▸ Required work
In the listing below, locate the lines bearing the word "Builder". Copy every one of them.

▸ Dataset extract
....

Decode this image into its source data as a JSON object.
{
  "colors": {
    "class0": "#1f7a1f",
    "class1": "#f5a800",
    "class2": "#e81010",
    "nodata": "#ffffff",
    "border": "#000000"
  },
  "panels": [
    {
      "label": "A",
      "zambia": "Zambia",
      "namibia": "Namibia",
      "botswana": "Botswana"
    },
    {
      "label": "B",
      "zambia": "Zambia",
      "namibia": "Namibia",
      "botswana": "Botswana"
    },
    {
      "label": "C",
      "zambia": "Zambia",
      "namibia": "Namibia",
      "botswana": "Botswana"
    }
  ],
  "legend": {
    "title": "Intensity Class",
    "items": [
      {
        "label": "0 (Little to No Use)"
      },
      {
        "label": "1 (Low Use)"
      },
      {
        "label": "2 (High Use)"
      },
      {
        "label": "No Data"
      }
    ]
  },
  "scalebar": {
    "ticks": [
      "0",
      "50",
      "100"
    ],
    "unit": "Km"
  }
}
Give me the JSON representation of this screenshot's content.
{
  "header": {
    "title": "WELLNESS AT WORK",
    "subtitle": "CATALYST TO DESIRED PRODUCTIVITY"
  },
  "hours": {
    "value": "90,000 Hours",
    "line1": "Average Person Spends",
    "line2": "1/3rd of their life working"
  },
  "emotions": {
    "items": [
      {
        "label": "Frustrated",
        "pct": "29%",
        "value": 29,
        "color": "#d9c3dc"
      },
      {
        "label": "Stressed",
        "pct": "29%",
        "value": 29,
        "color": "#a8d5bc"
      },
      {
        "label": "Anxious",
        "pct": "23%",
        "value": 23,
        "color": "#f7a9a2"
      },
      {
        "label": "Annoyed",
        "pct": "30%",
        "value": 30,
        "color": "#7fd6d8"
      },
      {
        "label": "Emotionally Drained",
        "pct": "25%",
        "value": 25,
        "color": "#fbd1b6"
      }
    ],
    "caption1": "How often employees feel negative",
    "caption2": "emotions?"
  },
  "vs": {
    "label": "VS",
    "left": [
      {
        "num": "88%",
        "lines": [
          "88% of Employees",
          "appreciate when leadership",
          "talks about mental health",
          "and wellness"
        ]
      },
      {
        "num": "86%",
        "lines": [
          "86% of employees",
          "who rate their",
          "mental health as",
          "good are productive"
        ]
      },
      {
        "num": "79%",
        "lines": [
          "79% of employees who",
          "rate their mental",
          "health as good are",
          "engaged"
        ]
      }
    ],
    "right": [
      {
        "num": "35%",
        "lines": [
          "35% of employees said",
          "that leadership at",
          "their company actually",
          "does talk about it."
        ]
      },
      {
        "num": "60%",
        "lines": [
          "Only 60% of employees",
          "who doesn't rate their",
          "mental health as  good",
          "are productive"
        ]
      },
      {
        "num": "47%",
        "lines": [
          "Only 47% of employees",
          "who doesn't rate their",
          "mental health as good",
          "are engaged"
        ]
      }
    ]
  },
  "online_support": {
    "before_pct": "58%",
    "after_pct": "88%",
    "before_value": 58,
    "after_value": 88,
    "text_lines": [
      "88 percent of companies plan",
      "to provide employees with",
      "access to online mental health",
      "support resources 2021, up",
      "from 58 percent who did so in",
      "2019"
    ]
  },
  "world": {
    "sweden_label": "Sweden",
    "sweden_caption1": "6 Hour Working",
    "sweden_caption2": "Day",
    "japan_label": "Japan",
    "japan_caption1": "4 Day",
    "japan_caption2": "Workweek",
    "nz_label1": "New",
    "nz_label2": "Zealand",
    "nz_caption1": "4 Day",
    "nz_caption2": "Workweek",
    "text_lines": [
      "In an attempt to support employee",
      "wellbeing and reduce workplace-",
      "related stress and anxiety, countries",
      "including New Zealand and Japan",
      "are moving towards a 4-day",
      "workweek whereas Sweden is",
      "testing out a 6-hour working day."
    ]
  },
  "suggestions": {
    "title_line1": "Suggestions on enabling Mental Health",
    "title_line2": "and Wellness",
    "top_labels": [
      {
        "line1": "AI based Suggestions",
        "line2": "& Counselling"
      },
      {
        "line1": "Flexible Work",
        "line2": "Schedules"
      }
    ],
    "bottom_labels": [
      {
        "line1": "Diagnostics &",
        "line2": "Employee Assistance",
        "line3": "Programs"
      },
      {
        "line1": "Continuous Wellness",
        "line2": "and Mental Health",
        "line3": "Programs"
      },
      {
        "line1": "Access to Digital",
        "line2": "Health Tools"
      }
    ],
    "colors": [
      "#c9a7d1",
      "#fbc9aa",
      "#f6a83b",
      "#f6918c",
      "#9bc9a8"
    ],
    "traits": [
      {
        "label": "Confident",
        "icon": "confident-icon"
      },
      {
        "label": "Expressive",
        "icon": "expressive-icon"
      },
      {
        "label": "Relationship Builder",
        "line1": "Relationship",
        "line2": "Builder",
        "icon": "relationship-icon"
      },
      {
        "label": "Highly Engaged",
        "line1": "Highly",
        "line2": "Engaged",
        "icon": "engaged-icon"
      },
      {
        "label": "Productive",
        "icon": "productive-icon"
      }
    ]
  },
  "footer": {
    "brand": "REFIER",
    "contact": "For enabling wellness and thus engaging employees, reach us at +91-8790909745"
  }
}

....

▸ Exercise solution
        "label": "Relationship Builder",
        "line2": "Builder",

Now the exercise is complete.